**What needs to be done**
Output every record word for word.

**Source material**
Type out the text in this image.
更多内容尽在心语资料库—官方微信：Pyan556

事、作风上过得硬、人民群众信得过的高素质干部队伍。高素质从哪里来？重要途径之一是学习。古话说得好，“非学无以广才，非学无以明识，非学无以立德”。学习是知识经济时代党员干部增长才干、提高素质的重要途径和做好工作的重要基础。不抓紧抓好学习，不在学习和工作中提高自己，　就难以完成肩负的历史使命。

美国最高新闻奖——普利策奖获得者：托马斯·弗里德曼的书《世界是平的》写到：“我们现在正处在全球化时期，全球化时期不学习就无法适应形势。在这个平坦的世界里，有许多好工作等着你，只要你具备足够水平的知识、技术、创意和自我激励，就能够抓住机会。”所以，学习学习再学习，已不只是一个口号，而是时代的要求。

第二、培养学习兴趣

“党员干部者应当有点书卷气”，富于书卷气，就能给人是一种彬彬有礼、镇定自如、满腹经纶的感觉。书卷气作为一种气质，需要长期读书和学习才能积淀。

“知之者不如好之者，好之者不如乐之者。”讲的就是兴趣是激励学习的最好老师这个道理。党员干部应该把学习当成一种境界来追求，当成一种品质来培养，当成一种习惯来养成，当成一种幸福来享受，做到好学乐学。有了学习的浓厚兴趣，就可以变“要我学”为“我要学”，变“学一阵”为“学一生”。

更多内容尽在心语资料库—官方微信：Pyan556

**Finished task**
Type out the text in this image.
更多内容尽在心语资料库—官方微信：Pyan556

事、作风上过得硬、人民群众信得过的高素质干部队伍。高素质从哪里来？重要途径之一是学习。古话说得好，“非学无以广才，非学无以明识，非学无以立德”。学习是知识经济时代党员干部增长才干、提高素质的重要途径和做好工作的重要基础。不抓紧抓好学习，不在学习和工作中提高自己，　就难以完成肩负的历史使命。

美国最高新闻奖——普利策奖获得者：托马斯·弗里德曼的书《世界是平的》写到：“我们现在正处在全球化时期，全球化时期不学习就无法适应形势。在这个平坦的世界里，有许多好工作等着你，只要你具备足够水平的知识、技术、创意和自我激励，就能够抓住机会。”所以，学习学习再学习，已不只是一个口号，而是时代的要求。

第二、培养学习兴趣

“党员干部者应当有点书卷气”，富于书卷气，就能给人是一种彬彬有礼、镇定自如、满腹经纶的感觉。书卷气作为一种气质，需要长期读书和学习才能积淀。

“知之者不如好之者，好之者不如乐之者。”讲的就是兴趣是激励学习的最好老师这个道理。党员干部应该把学习当成一种境界来追求，当成一种品质来培养，当成一种习惯来养成，当成一种幸福来享受，做到好学乐学。有了学习的浓厚兴趣，就可以变“要我学”为“我要学”，变“学一阵”为“学一生”。

更多内容尽在心语资料库—官方微信：Pyan556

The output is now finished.